▸ **Records provided**
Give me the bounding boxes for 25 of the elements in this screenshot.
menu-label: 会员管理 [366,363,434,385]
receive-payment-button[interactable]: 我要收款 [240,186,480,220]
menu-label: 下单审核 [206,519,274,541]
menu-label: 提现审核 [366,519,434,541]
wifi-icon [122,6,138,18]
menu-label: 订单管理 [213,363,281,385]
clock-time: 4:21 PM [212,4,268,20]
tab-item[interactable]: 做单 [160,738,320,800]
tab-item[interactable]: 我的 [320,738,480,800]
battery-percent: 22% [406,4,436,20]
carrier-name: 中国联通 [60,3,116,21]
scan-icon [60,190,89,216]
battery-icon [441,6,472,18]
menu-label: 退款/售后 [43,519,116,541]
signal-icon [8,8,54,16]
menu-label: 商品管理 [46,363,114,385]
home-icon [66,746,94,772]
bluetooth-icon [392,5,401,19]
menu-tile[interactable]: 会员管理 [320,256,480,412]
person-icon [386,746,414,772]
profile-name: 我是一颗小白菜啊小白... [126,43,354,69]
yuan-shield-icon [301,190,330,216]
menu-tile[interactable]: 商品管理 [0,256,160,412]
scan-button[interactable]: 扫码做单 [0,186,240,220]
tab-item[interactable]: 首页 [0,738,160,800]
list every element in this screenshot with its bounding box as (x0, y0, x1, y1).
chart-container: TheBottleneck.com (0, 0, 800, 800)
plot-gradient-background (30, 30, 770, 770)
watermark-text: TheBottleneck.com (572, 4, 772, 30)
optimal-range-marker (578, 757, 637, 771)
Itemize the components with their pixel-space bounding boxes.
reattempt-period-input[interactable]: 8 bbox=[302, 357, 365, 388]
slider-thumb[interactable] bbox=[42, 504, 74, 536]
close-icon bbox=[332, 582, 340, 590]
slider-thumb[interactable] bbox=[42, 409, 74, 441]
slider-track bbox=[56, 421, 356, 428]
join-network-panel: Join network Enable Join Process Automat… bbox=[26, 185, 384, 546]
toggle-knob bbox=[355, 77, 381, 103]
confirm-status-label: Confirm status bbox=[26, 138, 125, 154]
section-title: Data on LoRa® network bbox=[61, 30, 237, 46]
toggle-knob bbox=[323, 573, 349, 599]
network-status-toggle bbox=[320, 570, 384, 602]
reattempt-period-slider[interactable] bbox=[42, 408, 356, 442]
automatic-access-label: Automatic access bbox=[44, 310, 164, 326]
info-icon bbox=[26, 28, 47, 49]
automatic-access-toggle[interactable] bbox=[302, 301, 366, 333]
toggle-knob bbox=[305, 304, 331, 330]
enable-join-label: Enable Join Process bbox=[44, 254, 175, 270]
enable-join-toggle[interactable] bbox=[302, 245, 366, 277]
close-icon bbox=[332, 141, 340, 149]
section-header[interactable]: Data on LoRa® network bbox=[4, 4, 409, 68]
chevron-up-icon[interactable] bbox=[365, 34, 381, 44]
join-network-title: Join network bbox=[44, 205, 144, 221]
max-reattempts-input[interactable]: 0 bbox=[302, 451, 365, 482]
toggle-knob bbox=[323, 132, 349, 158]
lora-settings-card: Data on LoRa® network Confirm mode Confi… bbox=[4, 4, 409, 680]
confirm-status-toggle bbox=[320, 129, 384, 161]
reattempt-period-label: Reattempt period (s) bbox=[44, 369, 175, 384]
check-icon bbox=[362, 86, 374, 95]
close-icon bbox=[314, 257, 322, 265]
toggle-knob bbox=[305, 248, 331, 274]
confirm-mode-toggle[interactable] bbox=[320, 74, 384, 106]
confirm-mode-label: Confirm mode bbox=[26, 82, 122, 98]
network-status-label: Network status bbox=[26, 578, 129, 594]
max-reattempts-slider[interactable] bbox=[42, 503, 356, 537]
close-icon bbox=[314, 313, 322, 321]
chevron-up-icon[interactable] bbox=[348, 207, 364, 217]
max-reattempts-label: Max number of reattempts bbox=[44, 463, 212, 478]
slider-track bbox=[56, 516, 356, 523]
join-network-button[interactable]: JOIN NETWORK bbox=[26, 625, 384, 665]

▸ **Exercise**
Copy out all of the material above word for word, keeping every line in its original order.

▸ **Complete output**
Give me the bounding boxes for 25 of the elements in this screenshot.
menu-label: 会员管理 [366,363,434,385]
receive-payment-button[interactable]: 我要收款 [240,186,480,220]
menu-label: 下单审核 [206,519,274,541]
menu-label: 提现审核 [366,519,434,541]
wifi-icon [122,6,138,18]
menu-label: 订单管理 [213,363,281,385]
clock-time: 4:21 PM [212,4,268,20]
tab-item[interactable]: 做单 [160,738,320,800]
tab-item[interactable]: 我的 [320,738,480,800]
battery-percent: 22% [406,4,436,20]
carrier-name: 中国联通 [60,3,116,21]
scan-icon [60,190,89,216]
battery-icon [441,6,472,18]
menu-label: 退款/售后 [43,519,116,541]
signal-icon [8,8,54,16]
menu-label: 商品管理 [46,363,114,385]
home-icon [66,746,94,772]
bluetooth-icon [392,5,401,19]
menu-tile[interactable]: 会员管理 [320,256,480,412]
person-icon [386,746,414,772]
profile-name: 我是一颗小白菜啊小白... [126,43,354,69]
yuan-shield-icon [301,190,330,216]
menu-tile[interactable]: 商品管理 [0,256,160,412]
scan-button[interactable]: 扫码做单 [0,186,240,220]
tab-item[interactable]: 首页 [0,738,160,800]
list every element in this screenshot with its bounding box as (x0, y0, x1, y1).
chart-container: TheBottleneck.com (0, 0, 800, 800)
plot-gradient-background (30, 30, 770, 770)
watermark-text: TheBottleneck.com (572, 4, 772, 30)
optimal-range-marker (578, 757, 637, 771)
Itemize the components with their pixel-space bounding boxes.
reattempt-period-input[interactable]: 8 bbox=[302, 357, 365, 388]
slider-thumb[interactable] bbox=[42, 504, 74, 536]
close-icon bbox=[332, 582, 340, 590]
slider-thumb[interactable] bbox=[42, 409, 74, 441]
slider-track bbox=[56, 421, 356, 428]
join-network-panel: Join network Enable Join Process Automat… bbox=[26, 185, 384, 546]
toggle-knob bbox=[355, 77, 381, 103]
confirm-status-label: Confirm status bbox=[26, 138, 125, 154]
section-title: Data on LoRa® network bbox=[61, 30, 237, 46]
toggle-knob bbox=[323, 573, 349, 599]
network-status-toggle bbox=[320, 570, 384, 602]
reattempt-period-slider[interactable] bbox=[42, 408, 356, 442]
automatic-access-label: Automatic access bbox=[44, 310, 164, 326]
info-icon bbox=[26, 28, 47, 49]
automatic-access-toggle[interactable] bbox=[302, 301, 366, 333]
toggle-knob bbox=[305, 304, 331, 330]
enable-join-label: Enable Join Process bbox=[44, 254, 175, 270]
enable-join-toggle[interactable] bbox=[302, 245, 366, 277]
close-icon bbox=[332, 141, 340, 149]
section-header[interactable]: Data on LoRa® network bbox=[4, 4, 409, 68]
chevron-up-icon[interactable] bbox=[365, 34, 381, 44]
join-network-title: Join network bbox=[44, 205, 144, 221]
max-reattempts-input[interactable]: 0 bbox=[302, 451, 365, 482]
toggle-knob bbox=[323, 132, 349, 158]
lora-settings-card: Data on LoRa® network Confirm mode Confi… bbox=[4, 4, 409, 680]
confirm-status-toggle bbox=[320, 129, 384, 161]
reattempt-period-label: Reattempt period (s) bbox=[44, 369, 175, 384]
check-icon bbox=[362, 86, 374, 95]
close-icon bbox=[314, 257, 322, 265]
toggle-knob bbox=[305, 248, 331, 274]
confirm-mode-toggle[interactable] bbox=[320, 74, 384, 106]
confirm-mode-label: Confirm mode bbox=[26, 82, 122, 98]
network-status-label: Network status bbox=[26, 578, 129, 594]
max-reattempts-slider[interactable] bbox=[42, 503, 356, 537]
close-icon bbox=[314, 313, 322, 321]
chevron-up-icon[interactable] bbox=[348, 207, 364, 217]
max-reattempts-label: Max number of reattempts bbox=[44, 463, 212, 478]
slider-track bbox=[56, 516, 356, 523]
join-network-button[interactable]: JOIN NETWORK bbox=[26, 625, 384, 665]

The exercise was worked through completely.